Trecho citado:

○ ○ ○ ○

NOTAS SOBRE A DESAPROPRIAÇÃO DO COLÉGIO AMERICANO BATISTA DO RECIFE, POR NOELIA BRITO
Imagem ilustrativa (Fonte: Portal de Licenciamento da PCR) |
Por Noelia Brito
Durante a semana que passou, veio
a público a intenção, formalizada por meio de um decreto, do Governo de
Pernambuco desapropriar o imóvel onde funciona o Colégio Americano Batista, entidade
de ensino privada, fundada em 1906.
“A escola começou a funcionar num casebre vizinho à primeira Igreja Batista do Recife, inicialmente com treze alunos. Assim começou o Colégio Americano Batista do Recife”, informa o site da instituição, segundo o qual, “passados treze anos, o então diretor da instituição, o missionário H.H. Muirhead, comprou uma chácara localizada no lugar que hoje conhecemos como Parque Amorim, onde foi instalado o colégio. “Depois da aquisição do terreno, veio a construção de seu primeiro edifício, que levaria o nome do professor Alfredo Freyre, antigo diretor do colégio e advogado que intermediou a compra da propriedade. A idéia original era que o prédio reproduzisse a fachada da Casa Branca, sede da presidência dos Estados Unidos”.

○ ○ ○ ○

Dados extraídos:
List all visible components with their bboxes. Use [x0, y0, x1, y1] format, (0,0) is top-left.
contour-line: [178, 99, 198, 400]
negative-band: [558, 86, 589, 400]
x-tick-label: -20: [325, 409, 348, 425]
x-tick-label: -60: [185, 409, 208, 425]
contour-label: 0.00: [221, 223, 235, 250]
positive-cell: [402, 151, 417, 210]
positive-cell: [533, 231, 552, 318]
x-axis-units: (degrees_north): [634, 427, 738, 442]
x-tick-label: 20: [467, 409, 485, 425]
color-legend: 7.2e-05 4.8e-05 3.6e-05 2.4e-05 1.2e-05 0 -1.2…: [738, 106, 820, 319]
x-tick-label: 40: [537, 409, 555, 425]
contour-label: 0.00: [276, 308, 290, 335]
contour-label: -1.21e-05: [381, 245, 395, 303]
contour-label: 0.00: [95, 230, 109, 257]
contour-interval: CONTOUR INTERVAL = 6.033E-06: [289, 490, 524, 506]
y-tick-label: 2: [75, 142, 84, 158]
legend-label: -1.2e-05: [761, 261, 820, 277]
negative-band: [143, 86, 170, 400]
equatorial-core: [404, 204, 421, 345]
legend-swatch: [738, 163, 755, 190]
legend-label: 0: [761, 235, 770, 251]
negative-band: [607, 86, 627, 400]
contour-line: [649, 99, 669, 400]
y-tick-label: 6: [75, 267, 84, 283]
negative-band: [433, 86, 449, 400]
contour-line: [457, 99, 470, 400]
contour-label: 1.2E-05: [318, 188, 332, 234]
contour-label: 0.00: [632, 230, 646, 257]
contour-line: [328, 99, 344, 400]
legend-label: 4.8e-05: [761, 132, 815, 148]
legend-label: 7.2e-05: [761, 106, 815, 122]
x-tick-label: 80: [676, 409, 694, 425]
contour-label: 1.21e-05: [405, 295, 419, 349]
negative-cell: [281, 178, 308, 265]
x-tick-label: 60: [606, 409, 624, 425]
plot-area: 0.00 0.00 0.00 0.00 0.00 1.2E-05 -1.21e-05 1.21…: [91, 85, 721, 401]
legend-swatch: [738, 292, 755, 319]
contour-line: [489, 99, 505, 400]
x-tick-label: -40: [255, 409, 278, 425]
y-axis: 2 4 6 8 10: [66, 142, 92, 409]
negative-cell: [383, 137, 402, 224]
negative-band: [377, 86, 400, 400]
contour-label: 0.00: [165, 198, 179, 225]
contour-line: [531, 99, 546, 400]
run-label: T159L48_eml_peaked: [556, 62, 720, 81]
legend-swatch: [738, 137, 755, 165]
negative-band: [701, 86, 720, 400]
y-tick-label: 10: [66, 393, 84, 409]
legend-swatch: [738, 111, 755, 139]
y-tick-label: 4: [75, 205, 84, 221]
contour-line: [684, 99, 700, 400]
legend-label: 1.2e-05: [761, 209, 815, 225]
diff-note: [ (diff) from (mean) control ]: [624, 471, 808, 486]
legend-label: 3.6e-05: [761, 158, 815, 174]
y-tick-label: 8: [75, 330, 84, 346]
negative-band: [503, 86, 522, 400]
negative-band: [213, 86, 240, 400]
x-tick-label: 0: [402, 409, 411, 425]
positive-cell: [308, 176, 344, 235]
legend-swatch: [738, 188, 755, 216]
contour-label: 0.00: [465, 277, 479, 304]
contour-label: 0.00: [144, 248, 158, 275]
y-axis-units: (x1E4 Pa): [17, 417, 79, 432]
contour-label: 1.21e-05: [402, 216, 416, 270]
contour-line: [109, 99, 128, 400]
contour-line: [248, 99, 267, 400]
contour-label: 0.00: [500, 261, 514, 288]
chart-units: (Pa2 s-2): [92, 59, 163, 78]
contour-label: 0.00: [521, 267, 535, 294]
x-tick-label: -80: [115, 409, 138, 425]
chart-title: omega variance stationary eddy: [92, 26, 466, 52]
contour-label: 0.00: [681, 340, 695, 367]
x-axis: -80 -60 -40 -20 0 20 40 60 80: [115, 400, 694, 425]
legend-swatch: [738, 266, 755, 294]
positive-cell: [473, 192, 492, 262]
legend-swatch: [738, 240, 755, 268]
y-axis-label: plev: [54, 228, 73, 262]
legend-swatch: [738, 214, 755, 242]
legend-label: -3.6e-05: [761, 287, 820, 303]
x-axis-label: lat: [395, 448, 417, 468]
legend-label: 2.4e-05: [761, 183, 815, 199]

○ ○ ○ ○

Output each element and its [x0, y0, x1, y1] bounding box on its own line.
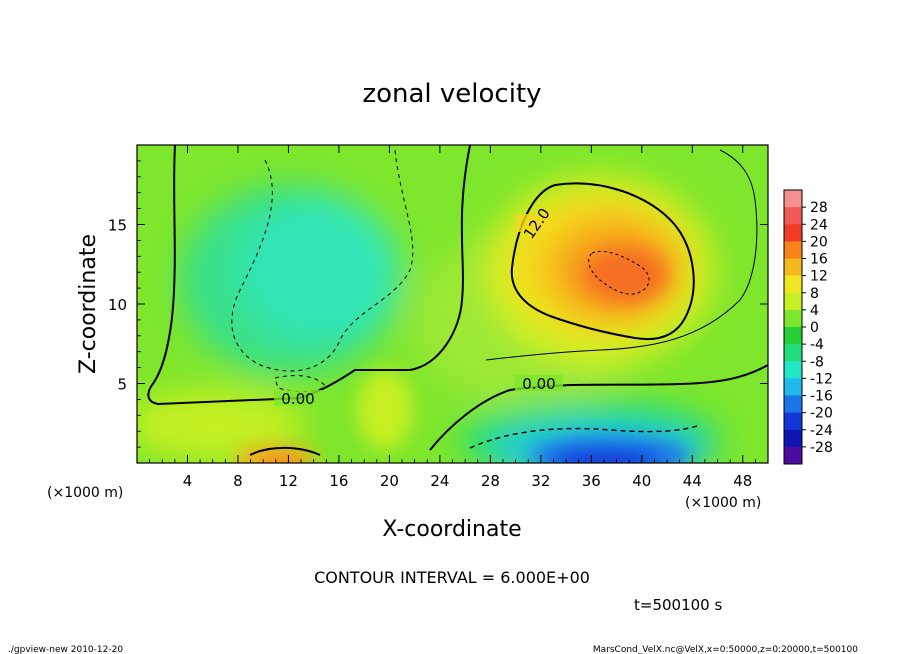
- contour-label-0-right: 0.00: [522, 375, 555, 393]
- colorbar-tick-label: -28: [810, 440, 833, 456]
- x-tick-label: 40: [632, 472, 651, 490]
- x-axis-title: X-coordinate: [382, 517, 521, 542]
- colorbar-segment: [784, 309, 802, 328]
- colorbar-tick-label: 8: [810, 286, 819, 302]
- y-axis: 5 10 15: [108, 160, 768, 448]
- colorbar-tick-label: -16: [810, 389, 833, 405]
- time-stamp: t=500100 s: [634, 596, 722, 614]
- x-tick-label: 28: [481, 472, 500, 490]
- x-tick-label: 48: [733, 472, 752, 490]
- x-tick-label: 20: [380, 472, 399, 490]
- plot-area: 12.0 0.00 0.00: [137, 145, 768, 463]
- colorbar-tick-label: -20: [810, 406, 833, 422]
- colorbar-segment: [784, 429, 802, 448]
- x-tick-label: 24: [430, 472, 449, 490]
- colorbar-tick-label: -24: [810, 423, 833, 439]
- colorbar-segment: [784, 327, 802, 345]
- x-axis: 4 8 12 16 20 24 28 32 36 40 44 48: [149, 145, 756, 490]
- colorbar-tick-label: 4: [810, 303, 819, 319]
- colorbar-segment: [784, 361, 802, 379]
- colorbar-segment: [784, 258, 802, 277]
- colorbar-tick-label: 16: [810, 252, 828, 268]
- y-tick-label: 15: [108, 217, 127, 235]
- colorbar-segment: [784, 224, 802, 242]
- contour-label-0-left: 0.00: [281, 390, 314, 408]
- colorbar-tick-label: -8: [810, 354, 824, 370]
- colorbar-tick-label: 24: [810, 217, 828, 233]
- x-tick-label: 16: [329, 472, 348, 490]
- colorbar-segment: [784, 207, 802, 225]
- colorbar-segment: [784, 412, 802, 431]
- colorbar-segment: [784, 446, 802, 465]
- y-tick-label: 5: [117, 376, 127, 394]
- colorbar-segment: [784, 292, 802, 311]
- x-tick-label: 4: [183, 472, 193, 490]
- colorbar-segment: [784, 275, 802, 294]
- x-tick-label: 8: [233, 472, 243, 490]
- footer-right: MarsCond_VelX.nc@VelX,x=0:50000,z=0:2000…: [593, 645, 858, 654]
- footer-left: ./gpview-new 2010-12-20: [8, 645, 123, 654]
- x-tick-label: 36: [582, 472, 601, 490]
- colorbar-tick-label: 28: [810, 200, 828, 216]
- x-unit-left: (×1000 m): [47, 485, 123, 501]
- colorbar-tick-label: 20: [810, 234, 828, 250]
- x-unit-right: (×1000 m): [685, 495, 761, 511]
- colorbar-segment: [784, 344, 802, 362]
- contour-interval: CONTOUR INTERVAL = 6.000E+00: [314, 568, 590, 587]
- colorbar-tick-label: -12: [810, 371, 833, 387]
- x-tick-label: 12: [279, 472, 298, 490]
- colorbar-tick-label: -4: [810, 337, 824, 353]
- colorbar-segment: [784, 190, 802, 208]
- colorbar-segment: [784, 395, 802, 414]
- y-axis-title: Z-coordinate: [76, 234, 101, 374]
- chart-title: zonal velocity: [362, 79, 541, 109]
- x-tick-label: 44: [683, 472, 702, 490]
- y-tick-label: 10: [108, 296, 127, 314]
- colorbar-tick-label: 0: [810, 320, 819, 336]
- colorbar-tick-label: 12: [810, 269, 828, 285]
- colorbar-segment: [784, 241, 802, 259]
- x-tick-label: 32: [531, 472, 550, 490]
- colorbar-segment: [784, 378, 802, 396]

○ ○ ○ ○

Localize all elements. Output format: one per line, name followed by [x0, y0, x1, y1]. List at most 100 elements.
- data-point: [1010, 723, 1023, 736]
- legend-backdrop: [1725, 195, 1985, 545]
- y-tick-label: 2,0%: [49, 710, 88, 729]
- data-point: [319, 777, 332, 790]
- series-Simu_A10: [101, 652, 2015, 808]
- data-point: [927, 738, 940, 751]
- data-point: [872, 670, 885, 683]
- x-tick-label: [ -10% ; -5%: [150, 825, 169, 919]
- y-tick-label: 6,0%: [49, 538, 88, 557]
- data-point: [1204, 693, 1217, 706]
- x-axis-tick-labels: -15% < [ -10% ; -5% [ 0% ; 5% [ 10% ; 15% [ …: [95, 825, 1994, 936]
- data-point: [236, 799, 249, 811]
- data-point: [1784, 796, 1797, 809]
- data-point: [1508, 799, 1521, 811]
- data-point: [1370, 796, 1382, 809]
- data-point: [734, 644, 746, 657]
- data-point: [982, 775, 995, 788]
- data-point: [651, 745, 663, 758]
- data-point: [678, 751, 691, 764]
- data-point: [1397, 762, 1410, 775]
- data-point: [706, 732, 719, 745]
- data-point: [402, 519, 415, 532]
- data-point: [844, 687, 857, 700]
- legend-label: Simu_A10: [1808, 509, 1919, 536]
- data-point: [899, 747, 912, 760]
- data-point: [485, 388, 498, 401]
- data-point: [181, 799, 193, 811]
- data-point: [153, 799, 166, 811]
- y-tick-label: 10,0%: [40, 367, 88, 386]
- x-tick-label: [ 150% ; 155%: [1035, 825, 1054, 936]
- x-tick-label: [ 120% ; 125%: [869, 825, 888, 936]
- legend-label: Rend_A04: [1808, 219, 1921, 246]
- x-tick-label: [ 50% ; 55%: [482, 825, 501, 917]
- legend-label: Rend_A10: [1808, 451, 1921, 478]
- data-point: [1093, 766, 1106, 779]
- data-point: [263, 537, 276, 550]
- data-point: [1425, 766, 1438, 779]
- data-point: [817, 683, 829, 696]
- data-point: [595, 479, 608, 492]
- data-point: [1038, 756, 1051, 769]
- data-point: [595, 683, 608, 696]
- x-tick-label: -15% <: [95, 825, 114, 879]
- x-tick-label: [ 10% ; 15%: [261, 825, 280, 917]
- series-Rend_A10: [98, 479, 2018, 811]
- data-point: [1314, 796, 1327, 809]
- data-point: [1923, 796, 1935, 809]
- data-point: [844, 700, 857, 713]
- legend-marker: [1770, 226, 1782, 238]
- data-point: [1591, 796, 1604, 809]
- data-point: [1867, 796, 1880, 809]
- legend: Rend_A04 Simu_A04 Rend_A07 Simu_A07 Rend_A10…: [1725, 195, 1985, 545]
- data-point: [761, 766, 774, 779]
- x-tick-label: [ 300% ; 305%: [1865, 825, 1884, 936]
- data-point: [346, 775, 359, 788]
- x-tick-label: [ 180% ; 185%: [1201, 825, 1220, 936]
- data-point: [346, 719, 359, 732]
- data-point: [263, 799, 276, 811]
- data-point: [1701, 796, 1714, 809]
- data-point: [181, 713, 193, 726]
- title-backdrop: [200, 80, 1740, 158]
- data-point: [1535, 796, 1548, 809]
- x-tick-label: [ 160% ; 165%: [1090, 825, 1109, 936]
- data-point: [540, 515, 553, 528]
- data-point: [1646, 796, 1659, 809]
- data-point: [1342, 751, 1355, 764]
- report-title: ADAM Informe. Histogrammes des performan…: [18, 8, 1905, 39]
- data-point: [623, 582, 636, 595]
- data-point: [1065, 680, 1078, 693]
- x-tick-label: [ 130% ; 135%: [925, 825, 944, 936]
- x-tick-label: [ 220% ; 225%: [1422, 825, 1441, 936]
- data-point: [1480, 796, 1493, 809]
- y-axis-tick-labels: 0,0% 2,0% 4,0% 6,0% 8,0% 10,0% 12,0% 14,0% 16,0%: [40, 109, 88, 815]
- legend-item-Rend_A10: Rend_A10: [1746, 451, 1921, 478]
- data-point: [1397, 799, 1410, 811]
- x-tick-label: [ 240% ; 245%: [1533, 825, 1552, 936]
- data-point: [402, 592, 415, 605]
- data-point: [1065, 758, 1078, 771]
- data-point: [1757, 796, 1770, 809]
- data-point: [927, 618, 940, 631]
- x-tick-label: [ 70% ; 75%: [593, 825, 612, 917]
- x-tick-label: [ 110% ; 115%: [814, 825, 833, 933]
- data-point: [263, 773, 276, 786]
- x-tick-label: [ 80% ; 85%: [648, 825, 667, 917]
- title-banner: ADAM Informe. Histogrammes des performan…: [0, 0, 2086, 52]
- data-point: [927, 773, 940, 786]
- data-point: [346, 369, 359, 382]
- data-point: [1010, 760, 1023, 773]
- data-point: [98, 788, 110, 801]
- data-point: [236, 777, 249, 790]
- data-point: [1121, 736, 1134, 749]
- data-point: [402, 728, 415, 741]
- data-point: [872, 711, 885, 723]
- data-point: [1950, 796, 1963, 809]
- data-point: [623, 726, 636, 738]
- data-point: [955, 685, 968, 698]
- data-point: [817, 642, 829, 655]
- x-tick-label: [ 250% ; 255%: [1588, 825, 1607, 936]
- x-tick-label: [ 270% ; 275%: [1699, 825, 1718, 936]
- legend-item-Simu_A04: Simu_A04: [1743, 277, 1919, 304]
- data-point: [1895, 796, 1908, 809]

○ ○ ○ ○

Requisitos do exercício:
Responda com base no texto sobre o Colégio Americano Batista do Recife:
1. Em que ano o colégio foi fundado?
2. Com quantos alunos a escola começou a funcionar?
3. A fachada de qual prédio o primeiro edifício deveria reproduzir?
Os dados provêm de outra fonte.

Solução por escrito:
1. Em 1906.
2. Com treze alunos.
3. A da Casa Branca, sede da presidência dos Estados Unidos.